[Written task] Please count the lines in the listing below that contain the word "mounting" and give only that number.

"""

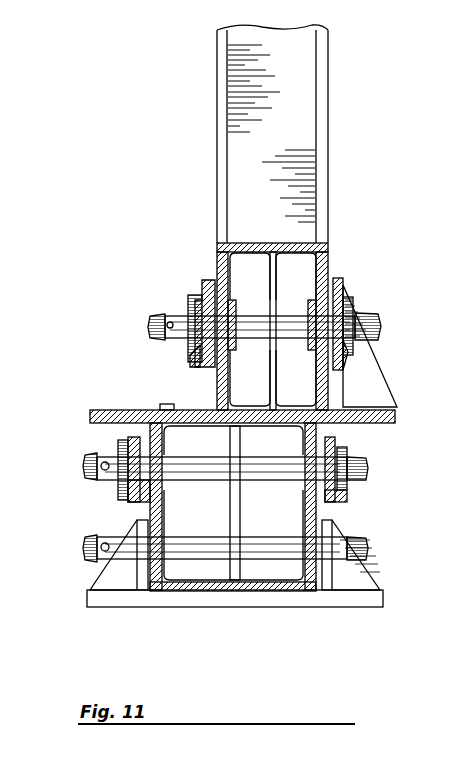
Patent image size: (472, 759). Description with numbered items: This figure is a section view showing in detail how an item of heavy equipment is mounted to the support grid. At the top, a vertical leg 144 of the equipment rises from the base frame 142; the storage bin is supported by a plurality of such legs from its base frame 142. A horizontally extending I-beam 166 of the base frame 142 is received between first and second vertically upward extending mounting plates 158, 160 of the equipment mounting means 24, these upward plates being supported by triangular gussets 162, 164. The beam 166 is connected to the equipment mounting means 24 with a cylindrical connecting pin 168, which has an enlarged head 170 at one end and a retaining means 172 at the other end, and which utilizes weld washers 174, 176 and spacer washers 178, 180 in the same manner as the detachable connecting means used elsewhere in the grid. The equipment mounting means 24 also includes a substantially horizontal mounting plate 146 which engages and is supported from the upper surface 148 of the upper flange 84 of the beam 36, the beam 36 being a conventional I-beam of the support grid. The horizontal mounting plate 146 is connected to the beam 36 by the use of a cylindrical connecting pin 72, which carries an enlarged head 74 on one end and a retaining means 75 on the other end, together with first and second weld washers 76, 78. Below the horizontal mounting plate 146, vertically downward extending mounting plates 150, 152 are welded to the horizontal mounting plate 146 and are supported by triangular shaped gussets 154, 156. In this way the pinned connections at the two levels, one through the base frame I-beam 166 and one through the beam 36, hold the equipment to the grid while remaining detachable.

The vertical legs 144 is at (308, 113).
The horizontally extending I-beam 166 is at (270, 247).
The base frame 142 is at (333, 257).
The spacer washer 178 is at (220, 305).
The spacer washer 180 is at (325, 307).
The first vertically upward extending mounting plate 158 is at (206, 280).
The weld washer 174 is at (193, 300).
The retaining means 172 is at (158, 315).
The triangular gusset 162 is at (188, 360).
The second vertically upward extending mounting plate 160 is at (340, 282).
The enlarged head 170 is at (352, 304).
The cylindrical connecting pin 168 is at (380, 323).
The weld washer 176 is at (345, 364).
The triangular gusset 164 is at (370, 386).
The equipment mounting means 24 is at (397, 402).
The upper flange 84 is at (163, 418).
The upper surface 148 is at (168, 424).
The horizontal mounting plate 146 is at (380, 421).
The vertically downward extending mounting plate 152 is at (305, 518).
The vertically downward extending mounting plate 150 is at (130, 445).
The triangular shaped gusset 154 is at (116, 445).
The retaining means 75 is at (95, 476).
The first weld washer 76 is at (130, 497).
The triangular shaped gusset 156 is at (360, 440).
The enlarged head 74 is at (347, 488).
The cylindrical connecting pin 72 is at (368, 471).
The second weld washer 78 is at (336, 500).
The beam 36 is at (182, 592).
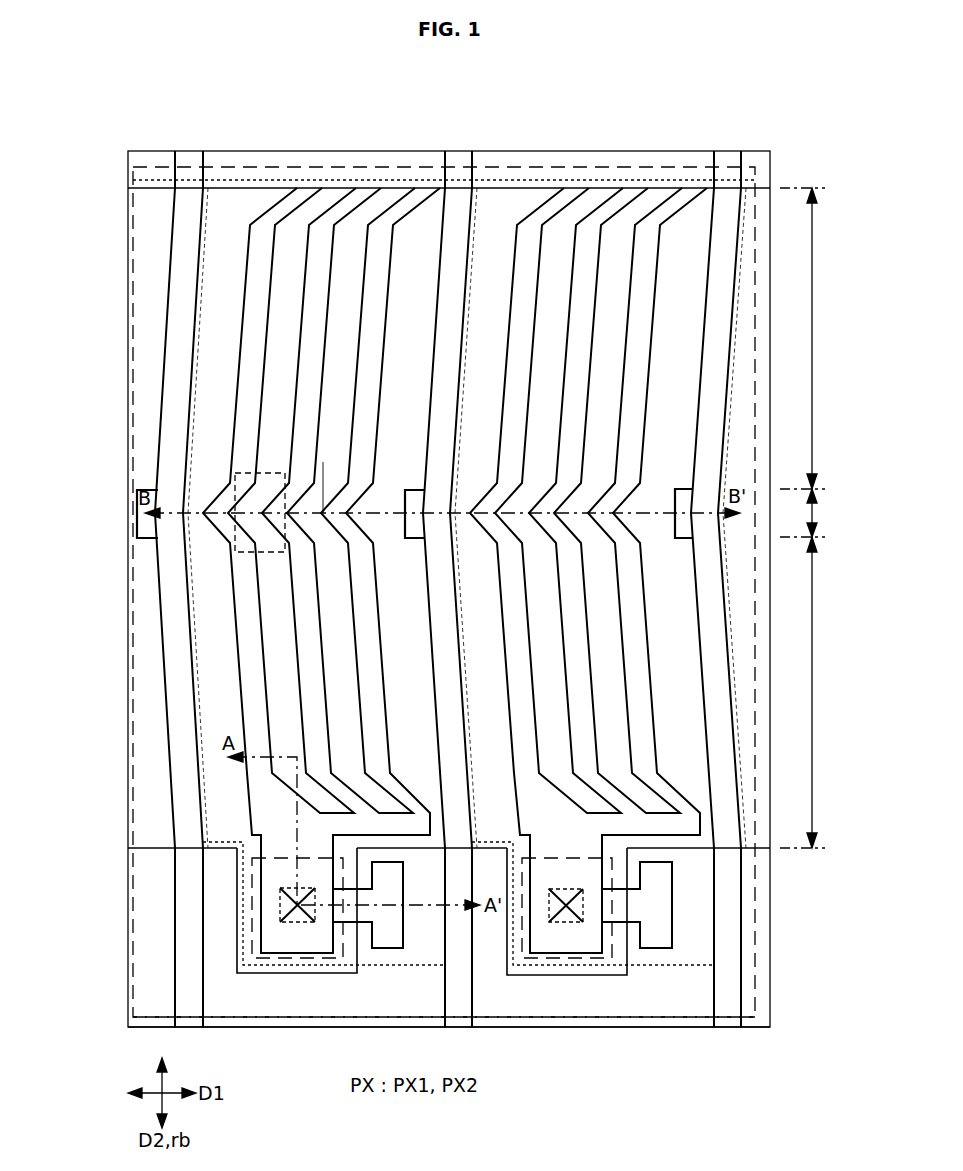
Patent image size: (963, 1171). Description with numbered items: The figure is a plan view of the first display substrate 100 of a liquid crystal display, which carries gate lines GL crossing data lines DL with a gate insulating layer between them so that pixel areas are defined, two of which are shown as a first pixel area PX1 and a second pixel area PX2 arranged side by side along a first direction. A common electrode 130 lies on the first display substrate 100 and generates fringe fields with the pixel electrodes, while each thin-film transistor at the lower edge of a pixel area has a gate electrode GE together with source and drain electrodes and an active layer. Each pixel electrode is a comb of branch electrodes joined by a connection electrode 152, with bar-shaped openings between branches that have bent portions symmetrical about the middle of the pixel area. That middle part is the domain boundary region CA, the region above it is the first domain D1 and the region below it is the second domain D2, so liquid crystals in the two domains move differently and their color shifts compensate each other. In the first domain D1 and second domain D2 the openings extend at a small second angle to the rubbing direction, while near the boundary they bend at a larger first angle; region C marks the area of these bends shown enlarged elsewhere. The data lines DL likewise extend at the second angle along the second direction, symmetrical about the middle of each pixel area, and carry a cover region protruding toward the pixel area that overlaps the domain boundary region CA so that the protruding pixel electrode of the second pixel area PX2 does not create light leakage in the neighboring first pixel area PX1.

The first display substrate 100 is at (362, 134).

"""

[Task response] 7